Request:
Write out all of the records below word for word, with no changes.

Data to process:

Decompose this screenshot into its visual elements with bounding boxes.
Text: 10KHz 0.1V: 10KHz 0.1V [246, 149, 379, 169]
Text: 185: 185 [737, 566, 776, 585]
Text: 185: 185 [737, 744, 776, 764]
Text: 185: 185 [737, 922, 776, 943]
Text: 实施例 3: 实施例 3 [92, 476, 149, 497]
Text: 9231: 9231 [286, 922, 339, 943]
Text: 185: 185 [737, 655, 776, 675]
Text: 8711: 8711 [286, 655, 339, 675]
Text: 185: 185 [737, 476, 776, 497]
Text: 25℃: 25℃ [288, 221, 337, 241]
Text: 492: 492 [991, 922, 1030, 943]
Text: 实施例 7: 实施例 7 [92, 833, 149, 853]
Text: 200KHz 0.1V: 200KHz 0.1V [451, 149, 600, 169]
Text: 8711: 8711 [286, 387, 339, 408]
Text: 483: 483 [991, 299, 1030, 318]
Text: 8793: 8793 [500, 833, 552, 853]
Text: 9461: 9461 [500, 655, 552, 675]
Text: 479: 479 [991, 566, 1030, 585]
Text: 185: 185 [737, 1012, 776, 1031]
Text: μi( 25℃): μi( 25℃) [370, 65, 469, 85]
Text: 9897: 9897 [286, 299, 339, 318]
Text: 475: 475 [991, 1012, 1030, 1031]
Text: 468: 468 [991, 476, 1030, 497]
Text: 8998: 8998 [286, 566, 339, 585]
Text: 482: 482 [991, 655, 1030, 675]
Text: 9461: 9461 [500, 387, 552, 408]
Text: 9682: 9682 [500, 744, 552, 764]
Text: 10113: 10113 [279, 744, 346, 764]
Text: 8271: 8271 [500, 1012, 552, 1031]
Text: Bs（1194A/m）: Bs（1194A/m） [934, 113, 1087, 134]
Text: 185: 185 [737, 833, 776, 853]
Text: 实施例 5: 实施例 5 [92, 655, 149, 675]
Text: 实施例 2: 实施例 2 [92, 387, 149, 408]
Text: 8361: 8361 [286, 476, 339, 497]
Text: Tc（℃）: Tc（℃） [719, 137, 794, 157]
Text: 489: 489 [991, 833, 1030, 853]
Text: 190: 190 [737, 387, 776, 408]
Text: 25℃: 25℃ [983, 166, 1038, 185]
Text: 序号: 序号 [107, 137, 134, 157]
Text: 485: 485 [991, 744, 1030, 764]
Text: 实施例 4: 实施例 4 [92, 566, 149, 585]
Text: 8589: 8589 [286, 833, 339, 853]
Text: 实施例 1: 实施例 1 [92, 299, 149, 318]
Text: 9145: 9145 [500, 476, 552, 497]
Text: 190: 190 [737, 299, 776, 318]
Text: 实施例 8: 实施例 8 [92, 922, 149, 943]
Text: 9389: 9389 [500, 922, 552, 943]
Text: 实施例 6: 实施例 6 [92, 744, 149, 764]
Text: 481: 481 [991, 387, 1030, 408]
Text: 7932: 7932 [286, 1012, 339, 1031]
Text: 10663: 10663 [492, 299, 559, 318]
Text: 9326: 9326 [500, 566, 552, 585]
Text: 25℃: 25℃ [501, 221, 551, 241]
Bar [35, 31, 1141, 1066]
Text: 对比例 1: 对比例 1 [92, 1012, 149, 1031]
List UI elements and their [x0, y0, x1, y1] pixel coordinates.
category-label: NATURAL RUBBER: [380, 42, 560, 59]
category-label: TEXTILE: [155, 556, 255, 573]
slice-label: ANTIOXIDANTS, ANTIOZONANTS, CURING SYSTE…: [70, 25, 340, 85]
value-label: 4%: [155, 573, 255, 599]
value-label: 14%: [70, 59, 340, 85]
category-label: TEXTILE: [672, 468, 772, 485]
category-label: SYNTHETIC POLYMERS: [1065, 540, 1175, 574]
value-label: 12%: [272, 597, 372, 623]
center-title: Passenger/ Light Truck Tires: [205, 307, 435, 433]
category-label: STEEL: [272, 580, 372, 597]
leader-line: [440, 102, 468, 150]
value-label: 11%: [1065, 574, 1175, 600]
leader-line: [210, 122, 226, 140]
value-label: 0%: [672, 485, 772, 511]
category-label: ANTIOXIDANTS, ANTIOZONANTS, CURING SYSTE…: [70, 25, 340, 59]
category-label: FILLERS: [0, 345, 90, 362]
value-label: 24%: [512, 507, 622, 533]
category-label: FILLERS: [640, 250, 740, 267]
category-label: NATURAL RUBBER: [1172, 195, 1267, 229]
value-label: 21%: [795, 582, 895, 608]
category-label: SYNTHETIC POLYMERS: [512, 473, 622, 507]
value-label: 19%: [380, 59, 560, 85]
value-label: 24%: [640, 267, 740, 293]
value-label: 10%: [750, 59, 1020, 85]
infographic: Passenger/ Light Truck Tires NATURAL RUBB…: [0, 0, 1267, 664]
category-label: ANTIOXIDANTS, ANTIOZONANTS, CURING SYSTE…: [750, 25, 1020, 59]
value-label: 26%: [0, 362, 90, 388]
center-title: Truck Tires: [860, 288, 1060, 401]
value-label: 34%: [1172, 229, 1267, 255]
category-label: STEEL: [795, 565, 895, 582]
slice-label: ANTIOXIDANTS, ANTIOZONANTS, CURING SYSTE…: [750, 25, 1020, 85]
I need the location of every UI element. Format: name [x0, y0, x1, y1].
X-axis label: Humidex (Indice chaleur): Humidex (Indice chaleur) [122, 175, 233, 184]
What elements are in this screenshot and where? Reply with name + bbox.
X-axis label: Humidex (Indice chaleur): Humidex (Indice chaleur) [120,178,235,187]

Final result:
Decompose this screenshot into its visual elements with bounding boxes.
Text: 10KHz 0.1V: 10KHz 0.1V [246, 149, 379, 169]
Text: 185: 185 [737, 566, 776, 585]
Text: 185: 185 [737, 744, 776, 764]
Text: 185: 185 [737, 922, 776, 943]
Text: 实施例 3: 实施例 3 [92, 476, 149, 497]
Text: 9231: 9231 [286, 922, 339, 943]
Text: 185: 185 [737, 655, 776, 675]
Text: 8711: 8711 [286, 655, 339, 675]
Text: 185: 185 [737, 476, 776, 497]
Text: 25℃: 25℃ [288, 221, 337, 241]
Text: 492: 492 [991, 922, 1030, 943]
Text: 实施例 7: 实施例 7 [92, 833, 149, 853]
Text: 200KHz 0.1V: 200KHz 0.1V [451, 149, 600, 169]
Text: 8711: 8711 [286, 387, 339, 408]
Text: 483: 483 [991, 299, 1030, 318]
Text: 8793: 8793 [500, 833, 552, 853]
Text: 9461: 9461 [500, 655, 552, 675]
Text: 479: 479 [991, 566, 1030, 585]
Text: 185: 185 [737, 1012, 776, 1031]
Text: μi( 25℃): μi( 25℃) [370, 65, 469, 85]
Text: 9897: 9897 [286, 299, 339, 318]
Text: 475: 475 [991, 1012, 1030, 1031]
Text: 468: 468 [991, 476, 1030, 497]
Text: 8998: 8998 [286, 566, 339, 585]
Text: 482: 482 [991, 655, 1030, 675]
Text: 9461: 9461 [500, 387, 552, 408]
Text: 9682: 9682 [500, 744, 552, 764]
Text: 10113: 10113 [279, 744, 346, 764]
Text: 8271: 8271 [500, 1012, 552, 1031]
Text: Bs（1194A/m）: Bs（1194A/m） [934, 113, 1087, 134]
Text: 185: 185 [737, 833, 776, 853]
Text: 实施例 5: 实施例 5 [92, 655, 149, 675]
Text: 实施例 2: 实施例 2 [92, 387, 149, 408]
Text: 8361: 8361 [286, 476, 339, 497]
Text: Tc（℃）: Tc（℃） [719, 137, 794, 157]
Text: 489: 489 [991, 833, 1030, 853]
Text: 190: 190 [737, 387, 776, 408]
Text: 25℃: 25℃ [983, 166, 1038, 185]
Text: 序号: 序号 [107, 137, 134, 157]
Text: 485: 485 [991, 744, 1030, 764]
Text: 实施例 4: 实施例 4 [92, 566, 149, 585]
Text: 8589: 8589 [286, 833, 339, 853]
Text: 实施例 1: 实施例 1 [92, 299, 149, 318]
Text: 9145: 9145 [500, 476, 552, 497]
Text: 190: 190 [737, 299, 776, 318]
Text: 实施例 8: 实施例 8 [92, 922, 149, 943]
Text: 9389: 9389 [500, 922, 552, 943]
Text: 实施例 6: 实施例 6 [92, 744, 149, 764]
Text: 481: 481 [991, 387, 1030, 408]
Text: 7932: 7932 [286, 1012, 339, 1031]
Text: 10663: 10663 [492, 299, 559, 318]
Text: 9326: 9326 [500, 566, 552, 585]
Text: 25℃: 25℃ [501, 221, 551, 241]
Bar [35, 31, 1141, 1066]
Text: 对比例 1: 对比例 1 [92, 1012, 149, 1031]
List UI elements and their [x0, y0, x1, y1] pixel coordinates.
category-label: NATURAL RUBBER: [380, 42, 560, 59]
category-label: TEXTILE: [155, 556, 255, 573]
slice-label: ANTIOXIDANTS, ANTIOZONANTS, CURING SYSTE…: [70, 25, 340, 85]
value-label: 4%: [155, 573, 255, 599]
value-label: 14%: [70, 59, 340, 85]
category-label: TEXTILE: [672, 468, 772, 485]
category-label: SYNTHETIC POLYMERS: [1065, 540, 1175, 574]
value-label: 12%: [272, 597, 372, 623]
center-title: Passenger/ Light Truck Tires: [205, 307, 435, 433]
category-label: STEEL: [272, 580, 372, 597]
leader-line: [440, 102, 468, 150]
value-label: 11%: [1065, 574, 1175, 600]
leader-line: [210, 122, 226, 140]
value-label: 0%: [672, 485, 772, 511]
category-label: ANTIOXIDANTS, ANTIOZONANTS, CURING SYSTE…: [70, 25, 340, 59]
category-label: FILLERS: [0, 345, 90, 362]
value-label: 24%: [512, 507, 622, 533]
category-label: FILLERS: [640, 250, 740, 267]
category-label: NATURAL RUBBER: [1172, 195, 1267, 229]
value-label: 21%: [795, 582, 895, 608]
category-label: SYNTHETIC POLYMERS: [512, 473, 622, 507]
value-label: 19%: [380, 59, 560, 85]
value-label: 24%: [640, 267, 740, 293]
value-label: 10%: [750, 59, 1020, 85]
infographic: Passenger/ Light Truck Tires NATURAL RUBB…: [0, 0, 1267, 664]
category-label: ANTIOXIDANTS, ANTIOZONANTS, CURING SYSTE…: [750, 25, 1020, 59]
value-label: 26%: [0, 362, 90, 388]
center-title: Truck Tires: [860, 288, 1060, 401]
value-label: 34%: [1172, 229, 1267, 255]
category-label: STEEL: [795, 565, 895, 582]
slice-label: ANTIOXIDANTS, ANTIOZONANTS, CURING SYSTE…: [750, 25, 1020, 85]
I need the location of every UI element. Format: name [x0, y0, x1, y1].
X-axis label: Humidex (Indice chaleur): Humidex (Indice chaleur) [122, 175, 233, 184]
What elements are in this screenshot and where? Reply with name + bbox.
X-axis label: Humidex (Indice chaleur): Humidex (Indice chaleur) [120,178,235,187]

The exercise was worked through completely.